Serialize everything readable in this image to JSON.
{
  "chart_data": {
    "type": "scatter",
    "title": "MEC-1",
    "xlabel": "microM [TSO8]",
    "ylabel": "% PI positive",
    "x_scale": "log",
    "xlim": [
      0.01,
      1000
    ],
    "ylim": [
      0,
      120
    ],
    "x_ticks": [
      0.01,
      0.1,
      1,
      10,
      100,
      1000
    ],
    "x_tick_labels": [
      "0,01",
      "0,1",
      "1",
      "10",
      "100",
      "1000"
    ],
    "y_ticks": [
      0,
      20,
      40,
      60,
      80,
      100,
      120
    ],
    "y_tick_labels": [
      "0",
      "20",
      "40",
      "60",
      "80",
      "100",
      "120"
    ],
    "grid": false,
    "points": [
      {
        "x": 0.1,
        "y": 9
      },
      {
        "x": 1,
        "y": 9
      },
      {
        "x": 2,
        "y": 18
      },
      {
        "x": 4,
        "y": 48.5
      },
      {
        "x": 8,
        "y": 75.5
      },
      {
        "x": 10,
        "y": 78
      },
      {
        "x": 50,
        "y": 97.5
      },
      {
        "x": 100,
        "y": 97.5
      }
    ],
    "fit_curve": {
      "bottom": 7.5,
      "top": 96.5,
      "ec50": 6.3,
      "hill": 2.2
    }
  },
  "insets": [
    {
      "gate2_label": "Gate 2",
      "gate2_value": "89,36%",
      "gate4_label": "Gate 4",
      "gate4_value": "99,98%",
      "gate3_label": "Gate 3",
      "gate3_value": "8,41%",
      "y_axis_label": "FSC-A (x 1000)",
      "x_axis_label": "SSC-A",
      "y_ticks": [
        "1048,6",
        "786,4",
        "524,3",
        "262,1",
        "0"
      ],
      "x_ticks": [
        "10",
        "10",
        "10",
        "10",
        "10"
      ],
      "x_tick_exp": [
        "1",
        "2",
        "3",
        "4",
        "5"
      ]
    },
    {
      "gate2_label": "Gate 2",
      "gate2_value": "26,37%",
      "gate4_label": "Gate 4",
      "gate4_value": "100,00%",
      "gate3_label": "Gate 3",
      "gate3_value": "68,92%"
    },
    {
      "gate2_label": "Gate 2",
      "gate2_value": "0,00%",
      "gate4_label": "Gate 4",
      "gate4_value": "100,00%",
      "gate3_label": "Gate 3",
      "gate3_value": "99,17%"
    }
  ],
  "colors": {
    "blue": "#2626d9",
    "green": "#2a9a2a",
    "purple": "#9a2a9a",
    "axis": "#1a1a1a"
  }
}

-=-=-

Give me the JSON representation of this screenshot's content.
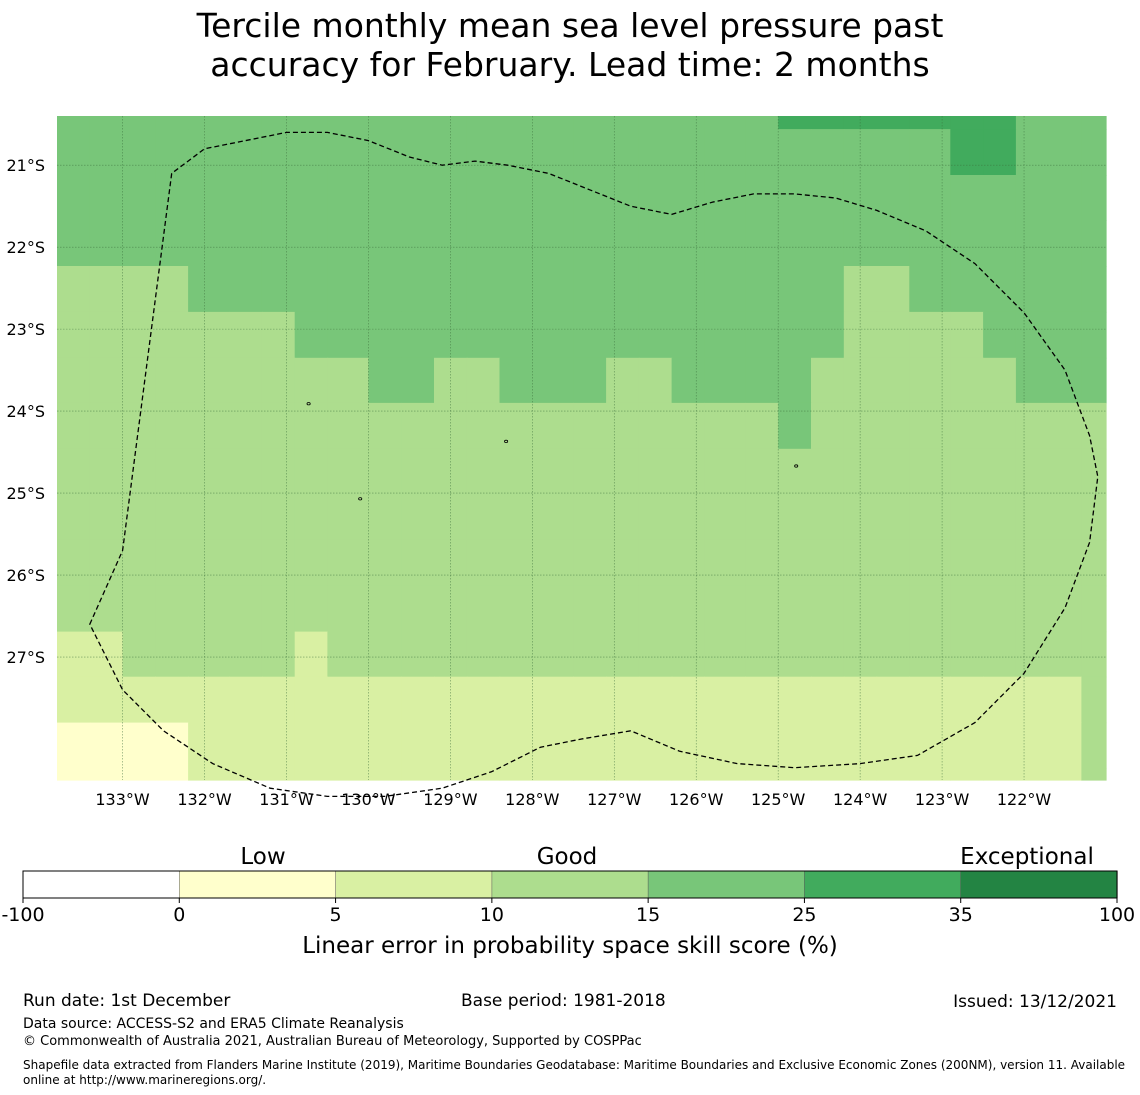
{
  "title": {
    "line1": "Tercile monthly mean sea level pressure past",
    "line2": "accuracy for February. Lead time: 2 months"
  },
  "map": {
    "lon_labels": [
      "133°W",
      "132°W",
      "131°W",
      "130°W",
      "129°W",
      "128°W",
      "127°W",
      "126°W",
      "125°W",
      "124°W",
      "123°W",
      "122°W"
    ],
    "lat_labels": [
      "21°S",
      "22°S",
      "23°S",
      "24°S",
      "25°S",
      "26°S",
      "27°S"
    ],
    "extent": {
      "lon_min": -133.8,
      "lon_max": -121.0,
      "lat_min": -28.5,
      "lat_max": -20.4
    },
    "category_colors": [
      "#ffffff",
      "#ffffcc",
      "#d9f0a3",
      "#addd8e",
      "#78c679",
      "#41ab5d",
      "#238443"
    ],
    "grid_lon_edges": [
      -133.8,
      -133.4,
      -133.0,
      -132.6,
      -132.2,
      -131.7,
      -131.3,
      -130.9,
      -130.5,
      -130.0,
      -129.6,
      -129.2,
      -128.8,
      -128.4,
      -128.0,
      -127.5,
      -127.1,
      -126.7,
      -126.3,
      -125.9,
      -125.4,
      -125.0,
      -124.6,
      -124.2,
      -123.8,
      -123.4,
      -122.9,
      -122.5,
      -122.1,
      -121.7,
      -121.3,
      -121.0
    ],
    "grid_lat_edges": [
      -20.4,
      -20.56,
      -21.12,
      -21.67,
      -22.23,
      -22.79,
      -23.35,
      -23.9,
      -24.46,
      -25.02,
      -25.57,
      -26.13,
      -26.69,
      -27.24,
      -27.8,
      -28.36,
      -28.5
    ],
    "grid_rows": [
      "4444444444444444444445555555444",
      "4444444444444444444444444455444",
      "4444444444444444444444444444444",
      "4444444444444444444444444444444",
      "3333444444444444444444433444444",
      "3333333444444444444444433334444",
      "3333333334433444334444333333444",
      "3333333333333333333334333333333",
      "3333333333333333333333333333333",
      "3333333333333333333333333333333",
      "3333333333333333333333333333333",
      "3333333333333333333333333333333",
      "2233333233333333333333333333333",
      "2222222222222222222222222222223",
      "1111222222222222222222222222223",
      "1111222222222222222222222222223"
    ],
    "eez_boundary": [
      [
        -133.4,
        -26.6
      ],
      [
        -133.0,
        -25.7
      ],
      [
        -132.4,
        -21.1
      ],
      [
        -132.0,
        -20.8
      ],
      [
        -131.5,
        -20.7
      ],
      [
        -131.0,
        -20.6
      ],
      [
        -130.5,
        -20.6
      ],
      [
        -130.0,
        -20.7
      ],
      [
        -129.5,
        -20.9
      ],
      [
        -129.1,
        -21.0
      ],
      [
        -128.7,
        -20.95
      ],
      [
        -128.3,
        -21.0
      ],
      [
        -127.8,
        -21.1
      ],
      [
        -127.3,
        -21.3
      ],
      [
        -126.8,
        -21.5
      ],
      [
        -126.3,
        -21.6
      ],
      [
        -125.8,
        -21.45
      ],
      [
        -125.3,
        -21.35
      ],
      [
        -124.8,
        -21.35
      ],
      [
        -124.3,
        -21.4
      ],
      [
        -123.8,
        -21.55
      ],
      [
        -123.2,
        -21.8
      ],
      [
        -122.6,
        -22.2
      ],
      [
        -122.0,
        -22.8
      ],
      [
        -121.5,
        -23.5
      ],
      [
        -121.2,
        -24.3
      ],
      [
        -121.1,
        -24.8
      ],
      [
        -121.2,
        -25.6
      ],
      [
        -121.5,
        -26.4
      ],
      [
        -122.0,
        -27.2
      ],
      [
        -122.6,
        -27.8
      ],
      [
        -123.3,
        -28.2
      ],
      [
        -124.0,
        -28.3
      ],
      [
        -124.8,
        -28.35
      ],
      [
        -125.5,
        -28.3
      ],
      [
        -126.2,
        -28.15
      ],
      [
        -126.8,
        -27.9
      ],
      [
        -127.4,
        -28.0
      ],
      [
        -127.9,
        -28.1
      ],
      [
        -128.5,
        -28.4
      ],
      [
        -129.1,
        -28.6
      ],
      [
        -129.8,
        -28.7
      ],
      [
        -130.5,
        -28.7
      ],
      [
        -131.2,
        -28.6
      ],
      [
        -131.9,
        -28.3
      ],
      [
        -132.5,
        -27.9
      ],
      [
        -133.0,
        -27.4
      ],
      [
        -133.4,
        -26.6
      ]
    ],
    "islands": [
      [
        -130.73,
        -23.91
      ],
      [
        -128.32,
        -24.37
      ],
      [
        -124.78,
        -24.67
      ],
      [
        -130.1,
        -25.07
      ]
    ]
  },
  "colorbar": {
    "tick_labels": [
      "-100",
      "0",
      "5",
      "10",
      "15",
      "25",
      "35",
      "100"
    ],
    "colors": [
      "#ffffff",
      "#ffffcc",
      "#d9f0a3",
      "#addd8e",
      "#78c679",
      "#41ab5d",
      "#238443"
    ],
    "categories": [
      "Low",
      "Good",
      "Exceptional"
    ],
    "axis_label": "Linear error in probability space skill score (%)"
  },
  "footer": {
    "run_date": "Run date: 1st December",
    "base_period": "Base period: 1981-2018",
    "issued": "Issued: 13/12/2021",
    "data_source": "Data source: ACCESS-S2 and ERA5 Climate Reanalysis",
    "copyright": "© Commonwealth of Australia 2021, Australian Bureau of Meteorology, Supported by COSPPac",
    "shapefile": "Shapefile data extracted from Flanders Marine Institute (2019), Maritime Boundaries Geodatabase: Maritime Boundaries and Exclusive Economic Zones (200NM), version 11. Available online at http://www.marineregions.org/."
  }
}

-=-=-

■ BRIEF:
Find every line in the records above that contains the word "JSON", and copy each one.

■ SOLUTION BELOW:
Serialize everything readable in this image to JSON.
Give me the JSON representation of this screenshot's content.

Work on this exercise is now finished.